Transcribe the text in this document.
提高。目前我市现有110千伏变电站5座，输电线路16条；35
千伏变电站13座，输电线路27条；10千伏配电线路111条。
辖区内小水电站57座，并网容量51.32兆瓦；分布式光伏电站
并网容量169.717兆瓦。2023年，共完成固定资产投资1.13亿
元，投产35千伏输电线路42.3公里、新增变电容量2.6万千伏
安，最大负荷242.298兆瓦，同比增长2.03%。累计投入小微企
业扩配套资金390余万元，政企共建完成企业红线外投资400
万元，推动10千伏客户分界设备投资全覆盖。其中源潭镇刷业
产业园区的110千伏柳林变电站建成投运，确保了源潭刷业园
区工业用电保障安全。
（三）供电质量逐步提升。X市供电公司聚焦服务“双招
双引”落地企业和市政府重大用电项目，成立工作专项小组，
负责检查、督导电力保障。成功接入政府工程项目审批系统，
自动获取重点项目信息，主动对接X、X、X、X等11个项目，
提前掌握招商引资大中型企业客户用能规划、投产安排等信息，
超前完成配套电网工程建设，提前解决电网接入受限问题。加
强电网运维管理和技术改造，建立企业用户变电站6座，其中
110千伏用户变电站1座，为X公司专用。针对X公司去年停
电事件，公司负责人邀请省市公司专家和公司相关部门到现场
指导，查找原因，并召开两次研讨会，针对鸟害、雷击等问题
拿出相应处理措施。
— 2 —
---+---
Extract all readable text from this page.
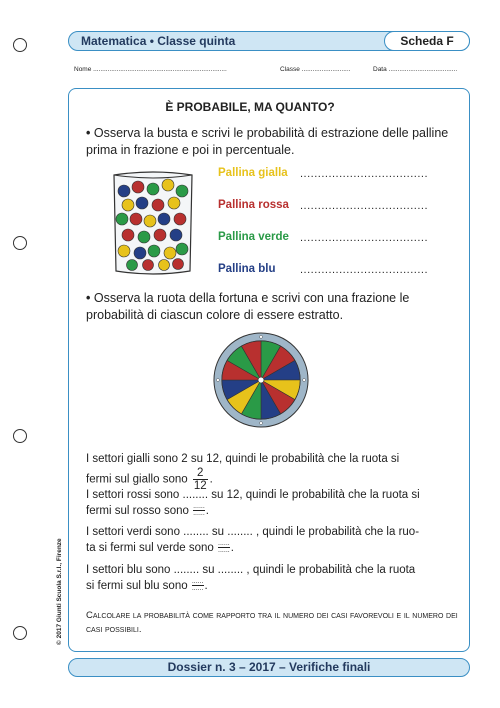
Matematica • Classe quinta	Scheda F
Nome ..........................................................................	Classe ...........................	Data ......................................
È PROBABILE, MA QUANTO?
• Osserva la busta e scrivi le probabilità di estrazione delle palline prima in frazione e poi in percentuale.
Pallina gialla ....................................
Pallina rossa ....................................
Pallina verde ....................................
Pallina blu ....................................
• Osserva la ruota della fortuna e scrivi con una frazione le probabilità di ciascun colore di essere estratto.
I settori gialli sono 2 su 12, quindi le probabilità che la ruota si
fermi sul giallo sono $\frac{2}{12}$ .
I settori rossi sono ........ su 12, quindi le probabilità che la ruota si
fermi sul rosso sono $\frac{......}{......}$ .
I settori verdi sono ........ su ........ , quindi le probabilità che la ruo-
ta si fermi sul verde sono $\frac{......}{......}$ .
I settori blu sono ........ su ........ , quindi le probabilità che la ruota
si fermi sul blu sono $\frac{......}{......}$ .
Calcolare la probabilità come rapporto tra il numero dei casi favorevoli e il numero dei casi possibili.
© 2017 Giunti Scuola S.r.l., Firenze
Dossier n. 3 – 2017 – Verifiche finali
---+---
### REQUIRED WORK
In the records above, locate the lines holding the word "scrivi". Copy each of them.

### CORRECT RESULT
• Osserva la busta e scrivi le probabilità di estrazione delle palline prima in frazione e poi in percentuale.
• Osserva la ruota della fortuna e scrivi con una frazione le probabilità di ciascun colore di essere estratto.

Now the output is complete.